OBJECTIVE —
Beneath this task is a listing; retype all of it exactly.

DATA SUPPLIED —
▽

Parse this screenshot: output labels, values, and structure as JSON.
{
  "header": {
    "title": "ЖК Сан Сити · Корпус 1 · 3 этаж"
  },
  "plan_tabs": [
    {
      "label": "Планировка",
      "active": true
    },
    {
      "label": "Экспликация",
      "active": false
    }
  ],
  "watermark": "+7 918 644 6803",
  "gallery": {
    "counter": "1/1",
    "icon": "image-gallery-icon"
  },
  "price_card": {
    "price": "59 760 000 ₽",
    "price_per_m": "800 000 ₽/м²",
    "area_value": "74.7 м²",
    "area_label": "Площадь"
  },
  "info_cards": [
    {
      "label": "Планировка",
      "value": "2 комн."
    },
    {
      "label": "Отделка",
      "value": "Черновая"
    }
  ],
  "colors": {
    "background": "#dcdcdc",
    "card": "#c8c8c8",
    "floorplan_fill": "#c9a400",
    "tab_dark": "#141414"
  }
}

△

OUTPUT FOR THIS EXERCISE —
Parse this screenshot: output labels, values, and structure as JSON.
{
  "header": {
    "title": "ЖК Сан Сити · Корпус 1 · 3 этаж"
  },
  "plan_tabs": [
    {
      "label": "Планировка",
      "active": true
    },
    {
      "label": "Экспликация",
      "active": false
    }
  ],
  "watermark": "+7 918 644 6803",
  "gallery": {
    "counter": "1/1",
    "icon": "image-gallery-icon"
  },
  "price_card": {
    "price": "59 760 000 ₽",
    "price_per_m": "800 000 ₽/м²",
    "area_value": "74.7 м²",
    "area_label": "Площадь"
  },
  "info_cards": [
    {
      "label": "Планировка",
      "value": "2 комн."
    },
    {
      "label": "Отделка",
      "value": "Черновая"
    }
  ],
  "colors": {
    "background": "#dcdcdc",
    "card": "#c8c8c8",
    "floorplan_fill": "#c9a400",
    "tab_dark": "#141414"
  }
}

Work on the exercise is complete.